** DATASET EXTRACT **
* start *

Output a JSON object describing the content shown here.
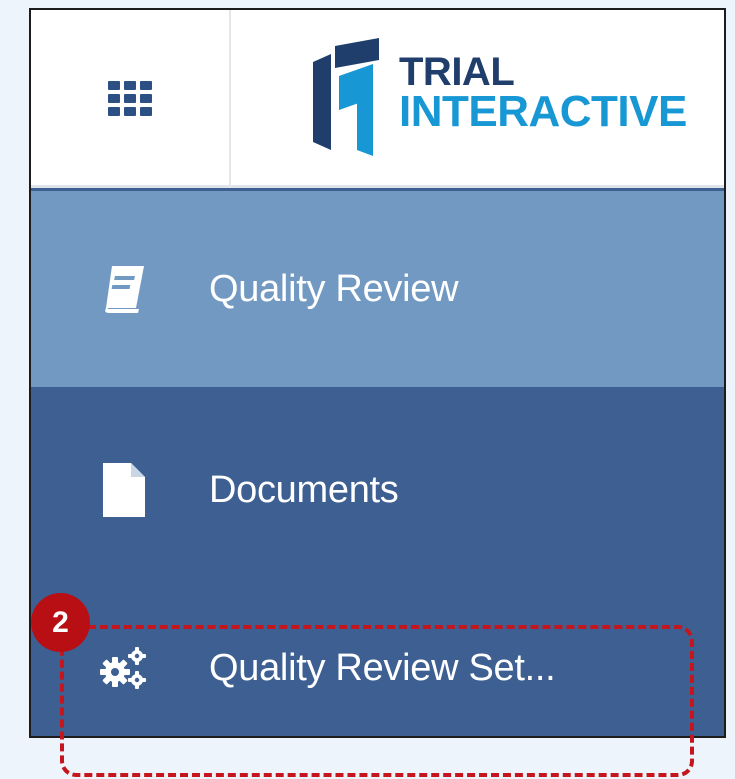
{
  "header": {
    "apps_icon": "grid-apps-icon",
    "logo": {
      "line1": "TRIAL",
      "line2": "INTERACTIVE",
      "colors": {
        "dark": "#1f3e6b",
        "light": "#1797d3"
      }
    }
  },
  "sidebar": {
    "items": [
      {
        "label": "Quality Review",
        "icon": "book-icon",
        "active": true
      },
      {
        "label": "Documents",
        "icon": "document-icon",
        "active": false
      },
      {
        "label": "Quality Review Set...",
        "icon": "gears-icon",
        "active": false
      }
    ]
  },
  "annotation": {
    "step_number": "2",
    "color": "#c4161c"
  },
  "colors": {
    "sidebar_bg": "#3d5f91",
    "active_bg": "#7299c2",
    "header_bg": "#ffffff",
    "page_bg": "#eef4fb"
  }
}
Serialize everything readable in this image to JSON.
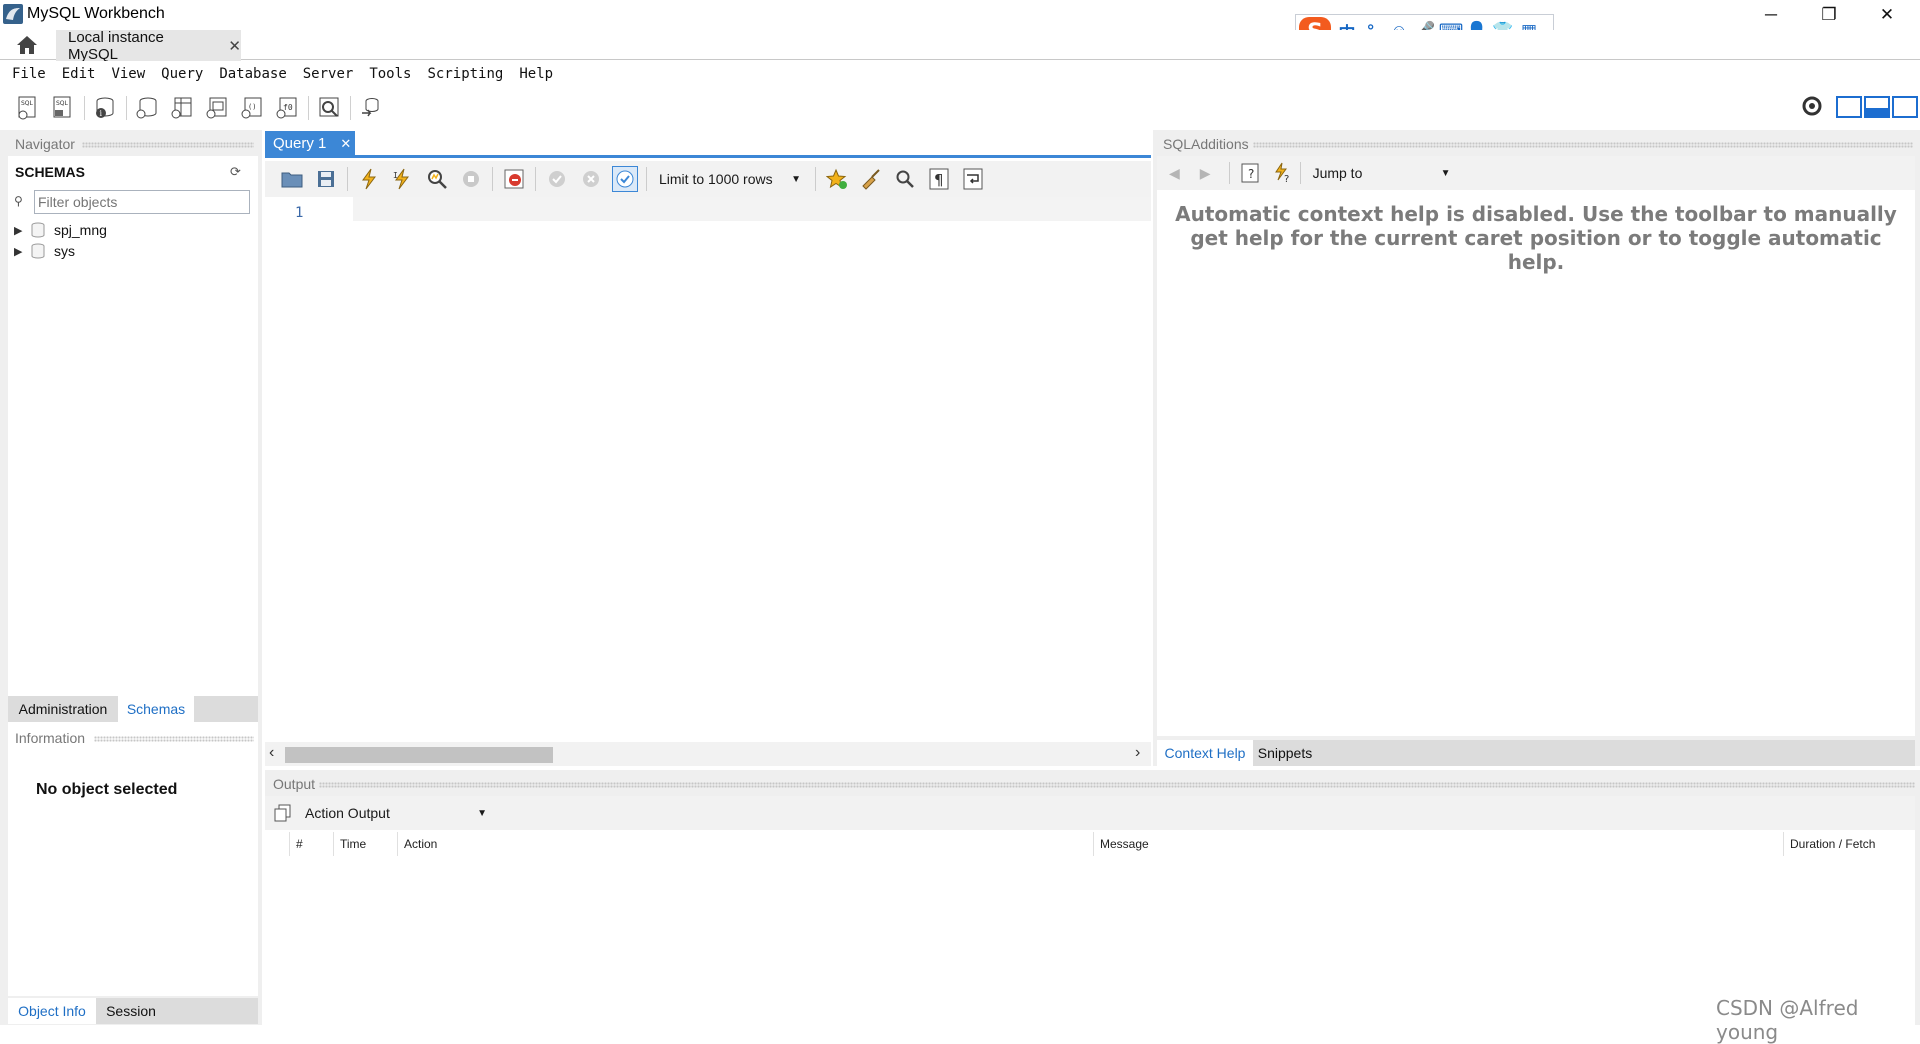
{
  "window": {
    "title": "MySQL Workbench",
    "controls": [
      "─",
      "❐",
      "✕"
    ]
  },
  "ime": {
    "items": [
      "中",
      "°,",
      "☺",
      "🎤",
      "⌨",
      "👤",
      "👕",
      "▦"
    ]
  },
  "tabs": {
    "connection_tab": "Local instance MySQL",
    "close": "✕"
  },
  "menu": {
    "items": [
      "File",
      "Edit",
      "View",
      "Query",
      "Database",
      "Server",
      "Tools",
      "Scripting",
      "Help"
    ]
  },
  "navigator": {
    "title": "Navigator",
    "schemas_heading": "SCHEMAS",
    "filter_placeholder": "Filter objects",
    "schemas": [
      "spj_mng",
      "sys"
    ],
    "tabs": [
      "Administration",
      "Schemas"
    ],
    "active_tab": "Schemas"
  },
  "information": {
    "title": "Information",
    "message": "No object selected",
    "tabs": [
      "Object Info",
      "Session"
    ],
    "active_tab": "Object Info"
  },
  "query": {
    "tab_label": "Query 1",
    "tab_close": "✕",
    "limit_label": "Limit to 1000 rows",
    "line_number": "1"
  },
  "sql_additions": {
    "title": "SQLAdditions",
    "jump_to": "Jump to",
    "help_text": "Automatic context help is disabled. Use the toolbar to manually get help for the current caret position or to toggle automatic help.",
    "tabs": [
      "Context Help",
      "Snippets"
    ],
    "active_tab": "Context Help"
  },
  "output": {
    "title": "Output",
    "selector": "Action Output",
    "columns": [
      "#",
      "Time",
      "Action",
      "Message",
      "Duration / Fetch"
    ]
  },
  "watermark": "CSDN @Alfred young",
  "colors": {
    "accent": "#3c87d6",
    "link_tab": "#1f6fc5",
    "panel": "#efefef"
  }
}
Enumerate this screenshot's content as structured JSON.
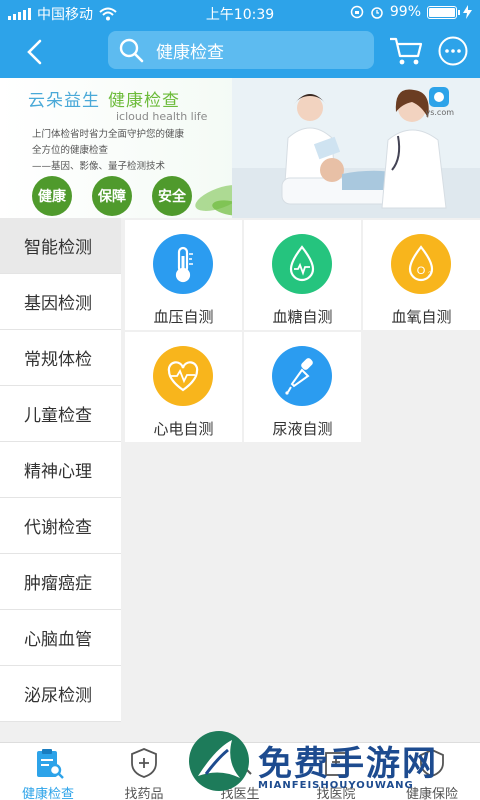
{
  "status_bar": {
    "carrier": "中国移动",
    "time": "上午10:39",
    "battery_percent": "99%",
    "battery_level": 0.99
  },
  "nav": {
    "search_text": "健康检查"
  },
  "banner": {
    "brand_cn": "云朵益生",
    "brand_sub_cn": "健康检查",
    "brand_en": "icloud health life",
    "lines": [
      "上门体检省时省力全面守护您的健康",
      "全方位的健康检查",
      "——基因、影像、量子检测技术"
    ],
    "badges": [
      "健康",
      "保障",
      "安全"
    ],
    "logo_text": "ys.com"
  },
  "sidebar": {
    "items": [
      "智能检测",
      "基因检测",
      "常规体检",
      "儿童检查",
      "精神心理",
      "代谢检查",
      "肿瘤癌症",
      "心脑血管",
      "泌尿检测"
    ],
    "active_index": 0
  },
  "content": {
    "cards": [
      {
        "label": "血压自测",
        "icon": "thermometer-icon",
        "color": "#2b9cf0"
      },
      {
        "label": "血糖自测",
        "icon": "blood-drop-icon",
        "color": "#25c47e"
      },
      {
        "label": "血氧自测",
        "icon": "oxygen-drop-icon",
        "color": "#f8b51c"
      },
      {
        "label": "心电自测",
        "icon": "heartbeat-icon",
        "color": "#f8b51c"
      },
      {
        "label": "尿液自测",
        "icon": "dropper-icon",
        "color": "#2b9cf0"
      }
    ]
  },
  "tabbar": {
    "tabs": [
      {
        "label": "健康检查",
        "icon": "clipboard-search-icon"
      },
      {
        "label": "找药品",
        "icon": "medicine-shield-icon"
      },
      {
        "label": "找医生",
        "icon": "doctor-search-icon"
      },
      {
        "label": "找医院",
        "icon": "hospital-icon"
      },
      {
        "label": "健康保险",
        "icon": "insurance-icon"
      }
    ],
    "active_index": 0
  },
  "watermark": {
    "text": "免费手游网",
    "sub": "MIANFEISHOUYOUWANG"
  },
  "colors": {
    "primary": "#2da3e9",
    "green": "#4f9a2c"
  }
}
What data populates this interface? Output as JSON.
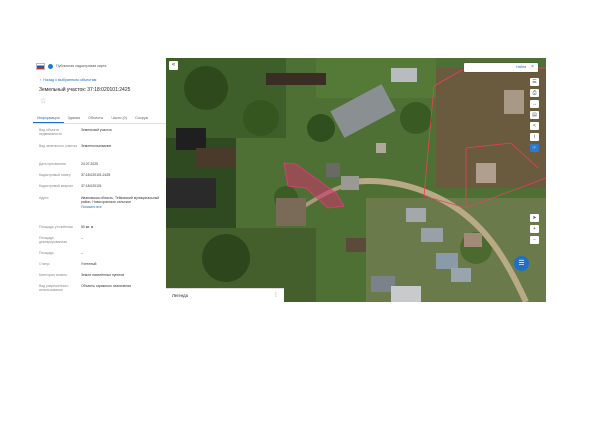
{
  "header": {
    "title": "Публичная кадастровая карта",
    "flag_icon": "russian-flag-icon",
    "logo_icon": "rosreestr-logo-icon"
  },
  "nav": {
    "back_label": "Назад к выбранным объектам"
  },
  "object": {
    "title": "Земельный участок: 37:18:020101:2425"
  },
  "tabs": [
    "Информация",
    "Здания",
    "Объекты",
    "Части (0)",
    "Сооруж"
  ],
  "active_tab": 0,
  "fields": [
    {
      "label": "Вид объекта недвижимости",
      "value": "Земельный участок"
    },
    {
      "label": "Вид земельного участка",
      "value": "Землепользование"
    },
    {
      "label": "Дата присвоения",
      "value": "24.07.2025"
    },
    {
      "label": "Кадастровый номер",
      "value": "37:18:020101:2425"
    },
    {
      "label": "Кадастровый квартал",
      "value": "37:18:020101"
    },
    {
      "label": "Адрес",
      "value": "Ивановская область, Тейковский муниципальный район, Новогоранское сельское",
      "link": "Показать все"
    },
    {
      "label": "Площадь уточнённая",
      "value": "50 кв. м"
    },
    {
      "label": "Площадь декларированная",
      "value": "–"
    },
    {
      "label": "Площадь",
      "value": "–"
    },
    {
      "label": "Статус",
      "value": "Учтенный"
    },
    {
      "label": "Категория земель",
      "value": "Земли населённых пунктов"
    },
    {
      "label": "Вид разрешенного использования",
      "value": "Объекты гаражного назначения"
    }
  ],
  "map": {
    "search_placeholder": "",
    "search_label": "Найти",
    "legend_title": "Легенда",
    "parcel_color": "#d4336e",
    "boundary_color": "#e8435a",
    "tools": [
      "layers-icon",
      "print-icon",
      "measure-icon",
      "ruler-icon",
      "share-icon",
      "info-icon",
      "pointer-icon"
    ],
    "zoom_tools": [
      "locate-icon",
      "zoom-in-icon",
      "zoom-out-icon"
    ]
  }
}
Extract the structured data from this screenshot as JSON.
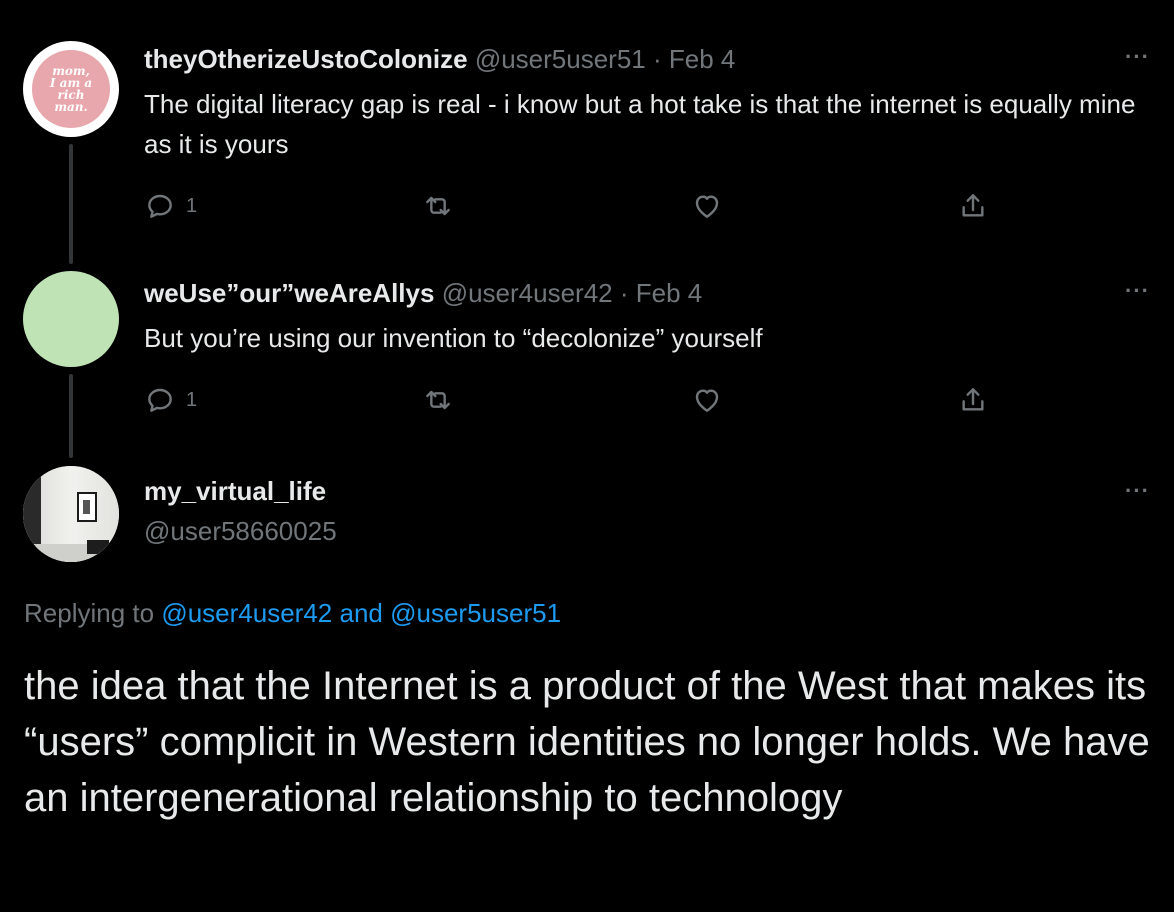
{
  "thread": [
    {
      "avatar_text": "mom,\nI am a\nrich\nman.",
      "name": "theyOtherizeUstoColonize",
      "handle": "@user5user51",
      "separator": "·",
      "date": "Feb 4",
      "text": "The digital literacy gap is real - i know but a hot take is that the internet is equally mine as it is yours",
      "reply_count": "1",
      "more_label": "···"
    },
    {
      "name": "weUse”our”weAreAllys",
      "handle": "@user4user42",
      "separator": "·",
      "date": "Feb 4",
      "text": "But you’re using our invention to “decolonize” yourself",
      "reply_count": "1",
      "more_label": "···"
    }
  ],
  "focus": {
    "name": "my_virtual_life",
    "handle": "@user58660025",
    "more_label": "···",
    "replying_prefix": "Replying to",
    "replying_user1": "@user4user42",
    "replying_and": "and",
    "replying_user2": "@user5user51",
    "text": "the idea that the Internet is a product of the West that makes its “users” complicit in Western identities no longer holds. We have an intergenerational relationship to technology"
  },
  "colors": {
    "background": "#000000",
    "text": "#e7e9ea",
    "muted": "#71767b",
    "link": "#1d9bf0",
    "thread_line": "#333639"
  }
}
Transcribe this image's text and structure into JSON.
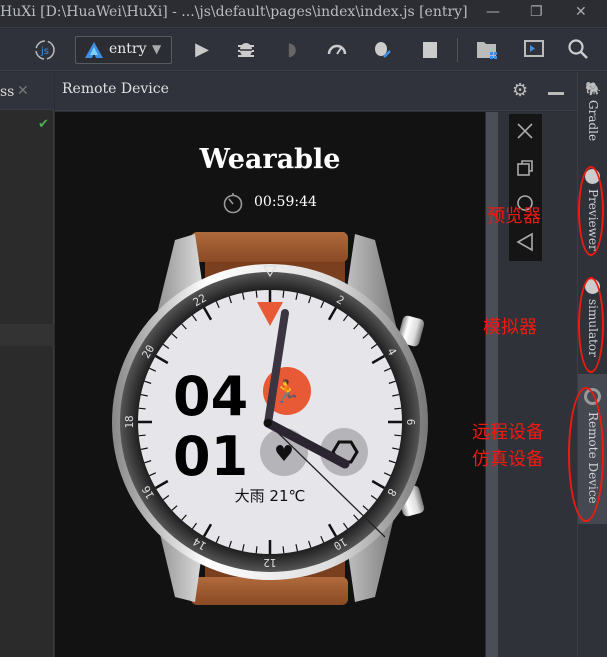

* end *

** PROBLEM DETAILS **
Which lines in the records above contain the string "structured"? Copy each one.

** EXERCISE RESULT **
Enumerate this screenshot's content as structured JSON.
Extract the structured data from this screenshot as JSON.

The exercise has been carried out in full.